RECORDS FOR THIS EXERCISE:
= = = =
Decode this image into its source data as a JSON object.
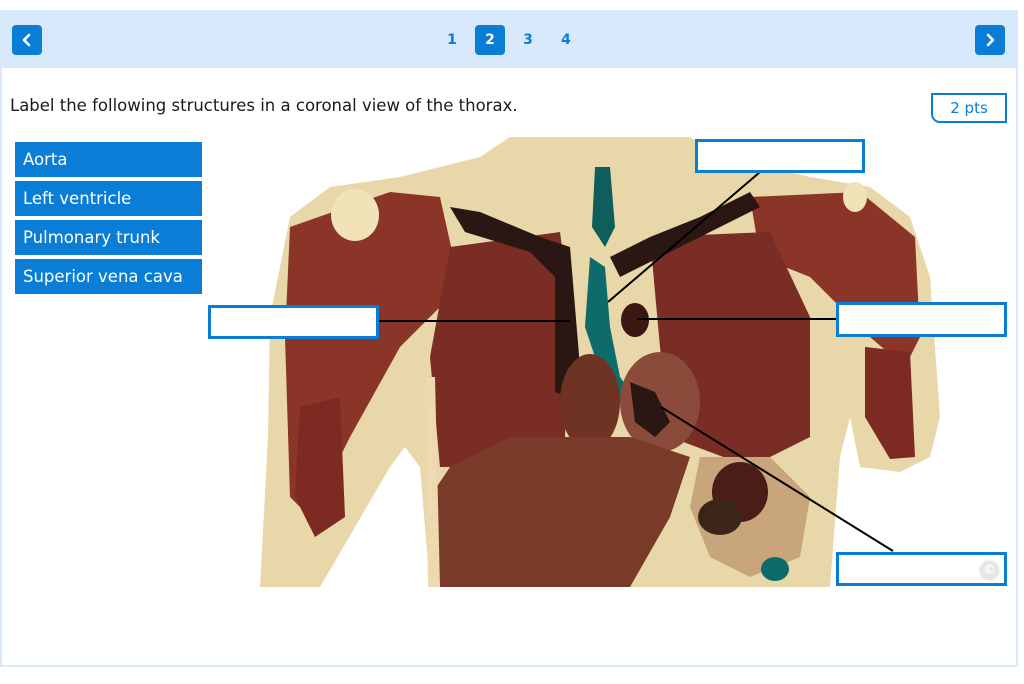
{
  "navigation": {
    "prev_label": "Previous",
    "next_label": "Next",
    "pages": [
      "1",
      "2",
      "3",
      "4"
    ],
    "current_page": "2"
  },
  "question": {
    "prompt": "Label the following structures in a coronal view of the thorax.",
    "points": "2 pts"
  },
  "choices": [
    {
      "label": "Aorta"
    },
    {
      "label": "Left ventricle"
    },
    {
      "label": "Pulmonary trunk"
    },
    {
      "label": "Superior vena cava"
    }
  ],
  "figure": {
    "description": "Coronal cross-section of human thorax",
    "dropzones": [
      {
        "id": "top",
        "value": ""
      },
      {
        "id": "left",
        "value": ""
      },
      {
        "id": "right",
        "value": ""
      },
      {
        "id": "bottom",
        "value": ""
      }
    ],
    "copyright_symbol": "©"
  },
  "colors": {
    "accent": "#0a7ed6",
    "header_bg": "#d8e9fb"
  }
}
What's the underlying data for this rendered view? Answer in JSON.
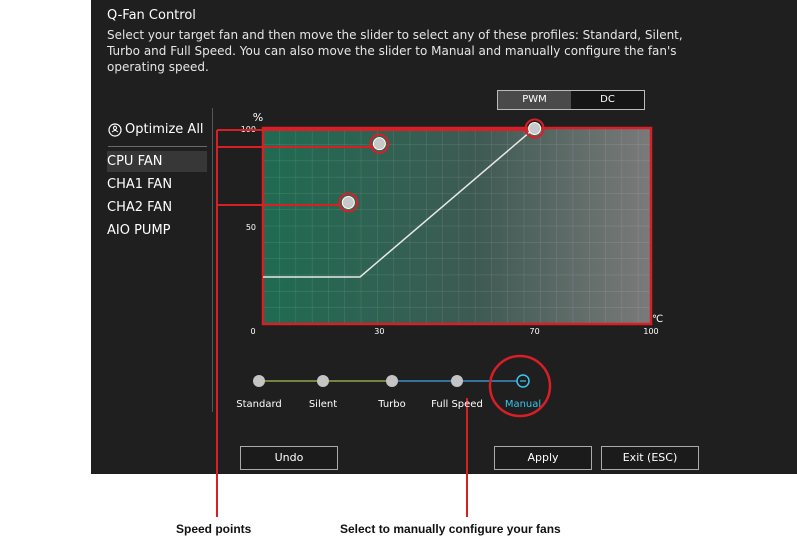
{
  "header": {
    "title": "Q-Fan Control",
    "description": "Select your target fan and then move the slider to select any of these profiles: Standard, Silent, Turbo and Full Speed. You can also move the slider to Manual and manually configure the fan's operating speed."
  },
  "mode_toggle": {
    "pwm": "PWM",
    "dc": "DC",
    "selected": "PWM"
  },
  "optimize_all": {
    "label": "Optimize All",
    "icon": "fan-icon"
  },
  "fans": [
    {
      "label": "CPU FAN",
      "selected": true
    },
    {
      "label": "CHA1 FAN",
      "selected": false
    },
    {
      "label": "CHA2 FAN",
      "selected": false
    },
    {
      "label": "AIO PUMP",
      "selected": false
    }
  ],
  "chart_data": {
    "type": "line",
    "y_unit": "%",
    "x_unit": "℃",
    "x_ticks": [
      "0",
      "30",
      "70",
      "100"
    ],
    "y_ticks": [
      "100",
      "50"
    ],
    "xlim": [
      0,
      100
    ],
    "ylim": [
      0,
      100
    ],
    "speed_points": [
      {
        "temp": 22,
        "speed": 62
      },
      {
        "temp": 30,
        "speed": 92
      },
      {
        "temp": 70,
        "speed": 100
      }
    ],
    "profile_curve": [
      [
        0,
        24
      ],
      [
        25,
        24
      ],
      [
        70,
        100
      ]
    ],
    "colors": {
      "plot_green": "#1f6b52",
      "plot_grey": "#777777",
      "border": "#d91f26",
      "curve": "#e8e8e8"
    }
  },
  "profiles": {
    "items": [
      "Standard",
      "Silent",
      "Turbo",
      "Full Speed",
      "Manual"
    ],
    "selected": "Manual"
  },
  "buttons": {
    "undo": "Undo",
    "apply": "Apply",
    "exit": "Exit (ESC)"
  },
  "callouts": {
    "speed_points": "Speed points",
    "manual": "Select to manually configure your fans"
  },
  "colors": {
    "accent_red": "#d91f26",
    "accent_cyan": "#3cc4ef",
    "panel_bg": "#1f1f1f"
  }
}
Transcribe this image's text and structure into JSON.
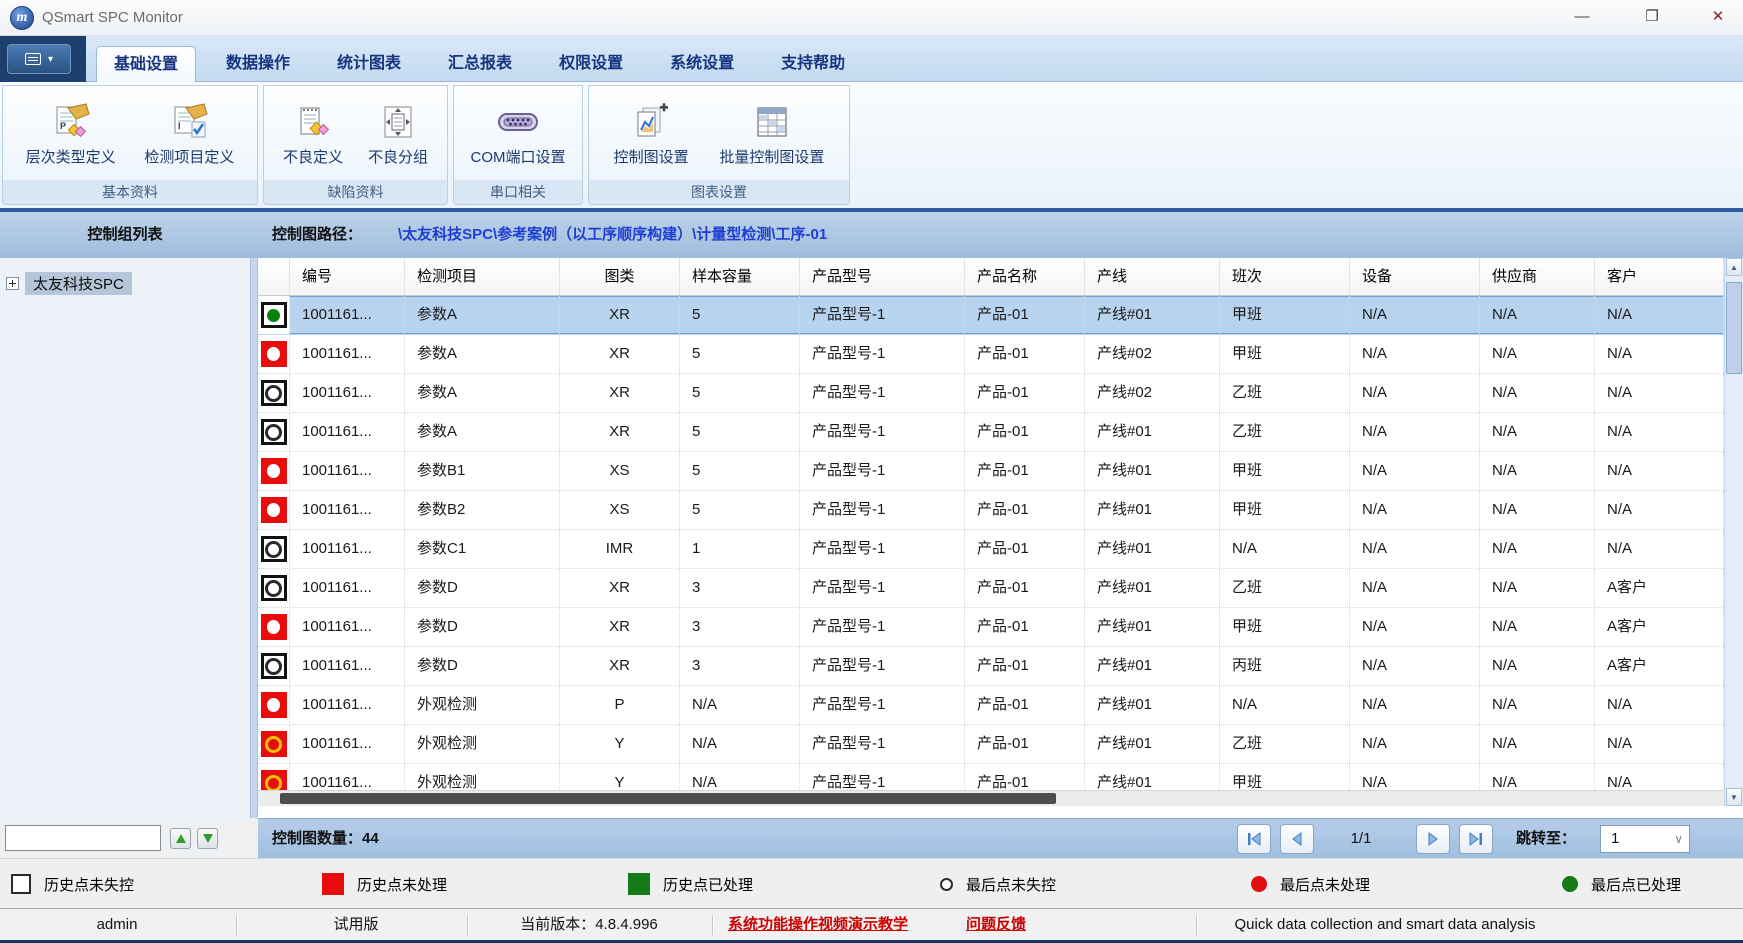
{
  "window": {
    "title": "QSmart SPC Monitor"
  },
  "icons": {
    "minimize": "—",
    "maximize": "❐",
    "close": "✕",
    "menu_caret": "▾",
    "scroll_up": "▲",
    "scroll_down": "▼",
    "dropdown_chevron": "∨"
  },
  "menu": {
    "tabs": [
      "基础设置",
      "数据操作",
      "统计图表",
      "汇总报表",
      "权限设置",
      "系统设置",
      "支持帮助"
    ],
    "active_tab": "基础设置"
  },
  "ribbon": {
    "groups": [
      {
        "label": "基本资料",
        "buttons": [
          {
            "label": "层次类型定义",
            "icon": "hierarchy-type-icon"
          },
          {
            "label": "检测项目定义",
            "icon": "inspection-item-icon"
          }
        ]
      },
      {
        "label": "缺陷资料",
        "buttons": [
          {
            "label": "不良定义",
            "icon": "defect-define-icon"
          },
          {
            "label": "不良分组",
            "icon": "defect-group-icon"
          }
        ]
      },
      {
        "label": "串口相关",
        "buttons": [
          {
            "label": "COM端口设置",
            "icon": "com-port-icon"
          }
        ]
      },
      {
        "label": "图表设置",
        "buttons": [
          {
            "label": "控制图设置",
            "icon": "control-chart-icon"
          },
          {
            "label": "批量控制图设置",
            "icon": "batch-control-chart-icon"
          }
        ]
      }
    ]
  },
  "control_bar": {
    "group_list_title": "控制组列表",
    "path_label": "控制图路径：",
    "path_value": "\\太友科技SPC\\参考案例（以工序顺序构建）\\计量型检测\\工序-01"
  },
  "sidebar": {
    "root_node": "太友科技SPC"
  },
  "table": {
    "headers": [
      "编号",
      "检测项目",
      "图类",
      "样本容量",
      "产品型号",
      "产品名称",
      "产线",
      "班次",
      "设备",
      "供应商",
      "客户"
    ],
    "rows": [
      {
        "status": "green-dot",
        "selected": true,
        "cells": [
          "1001161...",
          "参数A",
          "XR",
          "5",
          "产品型号-1",
          "产品-01",
          "产线#01",
          "甲班",
          "N/A",
          "N/A",
          "N/A"
        ]
      },
      {
        "status": "red-dot",
        "selected": false,
        "cells": [
          "1001161...",
          "参数A",
          "XR",
          "5",
          "产品型号-1",
          "产品-01",
          "产线#02",
          "甲班",
          "N/A",
          "N/A",
          "N/A"
        ]
      },
      {
        "status": "ring",
        "selected": false,
        "cells": [
          "1001161...",
          "参数A",
          "XR",
          "5",
          "产品型号-1",
          "产品-01",
          "产线#02",
          "乙班",
          "N/A",
          "N/A",
          "N/A"
        ]
      },
      {
        "status": "ring",
        "selected": false,
        "cells": [
          "1001161...",
          "参数A",
          "XR",
          "5",
          "产品型号-1",
          "产品-01",
          "产线#01",
          "乙班",
          "N/A",
          "N/A",
          "N/A"
        ]
      },
      {
        "status": "red-dot",
        "selected": false,
        "cells": [
          "1001161...",
          "参数B1",
          "XS",
          "5",
          "产品型号-1",
          "产品-01",
          "产线#01",
          "甲班",
          "N/A",
          "N/A",
          "N/A"
        ]
      },
      {
        "status": "red-dot",
        "selected": false,
        "cells": [
          "1001161...",
          "参数B2",
          "XS",
          "5",
          "产品型号-1",
          "产品-01",
          "产线#01",
          "甲班",
          "N/A",
          "N/A",
          "N/A"
        ]
      },
      {
        "status": "ring",
        "selected": false,
        "cells": [
          "1001161...",
          "参数C1",
          "IMR",
          "1",
          "产品型号-1",
          "产品-01",
          "产线#01",
          "N/A",
          "N/A",
          "N/A",
          "N/A"
        ]
      },
      {
        "status": "ring",
        "selected": false,
        "cells": [
          "1001161...",
          "参数D",
          "XR",
          "3",
          "产品型号-1",
          "产品-01",
          "产线#01",
          "乙班",
          "N/A",
          "N/A",
          "A客户"
        ]
      },
      {
        "status": "red-dot",
        "selected": false,
        "cells": [
          "1001161...",
          "参数D",
          "XR",
          "3",
          "产品型号-1",
          "产品-01",
          "产线#01",
          "甲班",
          "N/A",
          "N/A",
          "A客户"
        ]
      },
      {
        "status": "ring",
        "selected": false,
        "cells": [
          "1001161...",
          "参数D",
          "XR",
          "3",
          "产品型号-1",
          "产品-01",
          "产线#01",
          "丙班",
          "N/A",
          "N/A",
          "A客户"
        ]
      },
      {
        "status": "red-dot",
        "selected": false,
        "cells": [
          "1001161...",
          "外观检测",
          "P",
          "N/A",
          "产品型号-1",
          "产品-01",
          "产线#01",
          "N/A",
          "N/A",
          "N/A",
          "N/A"
        ]
      },
      {
        "status": "yellow-ring",
        "selected": false,
        "cells": [
          "1001161...",
          "外观检测",
          "Y",
          "N/A",
          "产品型号-1",
          "产品-01",
          "产线#01",
          "乙班",
          "N/A",
          "N/A",
          "N/A"
        ]
      },
      {
        "status": "yellow-ring",
        "selected": false,
        "cells": [
          "1001161...",
          "外观检测",
          "Y",
          "N/A",
          "产品型号-1",
          "产品-01",
          "产线#01",
          "甲班",
          "N/A",
          "N/A",
          "N/A"
        ]
      }
    ]
  },
  "pagination": {
    "count_label": "控制图数量：44",
    "page_indicator": "1/1",
    "jump_label": "跳转至：",
    "jump_value": "1"
  },
  "legend": {
    "items": [
      {
        "swatch": "square-outline",
        "label": "历史点未失控"
      },
      {
        "swatch": "square-red",
        "label": "历史点未处理"
      },
      {
        "swatch": "square-green",
        "label": "历史点已处理"
      },
      {
        "swatch": "circle-outline",
        "label": "最后点未失控"
      },
      {
        "swatch": "circle-red",
        "label": "最后点未处理"
      },
      {
        "swatch": "circle-green",
        "label": "最后点已处理"
      }
    ]
  },
  "statusbar": {
    "items": [
      {
        "text": "admin",
        "link": false
      },
      {
        "text": "试用版",
        "link": false
      },
      {
        "text": "当前版本：4.8.4.996",
        "link": false
      },
      {
        "text": "系统功能操作视频演示教学",
        "link": true
      },
      {
        "text": "问题反馈",
        "link": true
      },
      {
        "text": "Quick data collection and smart data analysis",
        "link": false
      }
    ]
  },
  "colors": {
    "selected_row": "#b8d3ee",
    "status_red": "#e80c0c",
    "status_green": "#0b830b",
    "legend_green": "#167a16",
    "link_red": "#cc0000",
    "bar_blue": "#a9c4e2",
    "ribbon_separator": "#2e5c9e"
  }
}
= = = =
WHAT THIS TASK INVOLVES:
State how many lines of the listing include "image", and nothing more.

RESULT OF THIS TASK:
2